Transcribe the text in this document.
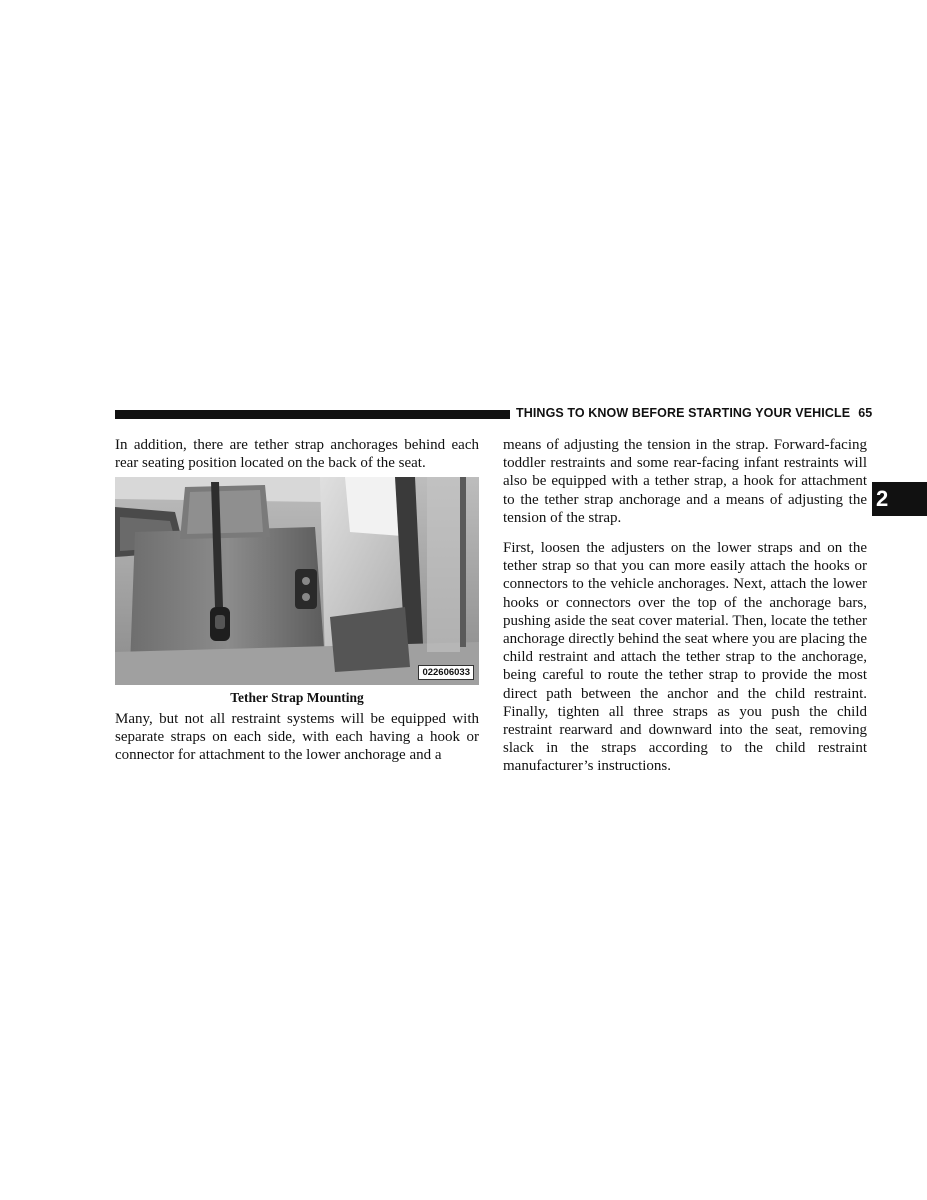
THINGS TO KNOW BEFORE STARTING YOUR VEHICLE 65
2

In addition, there are tether strap anchorages behind each rear seating position located on the back of the seat.

022606033
Tether Strap Mounting

Many, but not all restraint systems will be equipped with separate straps on each side, with each having a hook or connector for attachment to the lower anchorage and a

means of adjusting the tension in the strap. Forward-facing toddler restraints and some rear-facing infant restraints will also be equipped with a tether strap, a hook for attachment to the tether strap anchorage and a means of adjusting the tension of the strap.

First, loosen the adjusters on the lower straps and on the tether strap so that you can more easily attach the hooks or connectors to the vehicle anchorages. Next, attach the lower hooks or connectors over the top of the anchorage bars, pushing aside the seat cover material. Then, locate the tether anchorage directly behind the seat where you are placing the child restraint and attach the tether strap to the anchorage, being careful to route the tether strap to provide the most direct path between the anchor and the child restraint. Finally, tighten all three straps as you push the child restraint rearward and downward into the seat, removing slack in the straps according to the child restraint manufacturer’s instructions.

AIM = Would you set down the listing exactly, omitting pictures?

RESULT FOR THIS EXERCISE =
Transcribe the text in this document.
THINGS TO KNOW BEFORE STARTING YOUR VEHICLE 65
2

In addition, there are tether strap anchorages behind each rear seating position located on the back of the seat.

022606033
Tether Strap Mounting

Many, but not all restraint systems will be equipped with separate straps on each side, with each having a hook or connector for attachment to the lower anchorage and a

means of adjusting the tension in the strap. Forward-facing toddler restraints and some rear-facing infant restraints will also be equipped with a tether strap, a hook for attachment to the tether strap anchorage and a means of adjusting the tension of the strap.

First, loosen the adjusters on the lower straps and on the tether strap so that you can more easily attach the hooks or connectors to the vehicle anchorages. Next, attach the lower hooks or connectors over the top of the anchorage bars, pushing aside the seat cover material. Then, locate the tether anchorage directly behind the seat where you are placing the child restraint and attach the tether strap to the anchorage, being careful to route the tether strap to provide the most direct path between the anchor and the child restraint. Finally, tighten all three straps as you push the child restraint rearward and downward into the seat, removing slack in the straps according to the child restraint manufacturer’s instructions.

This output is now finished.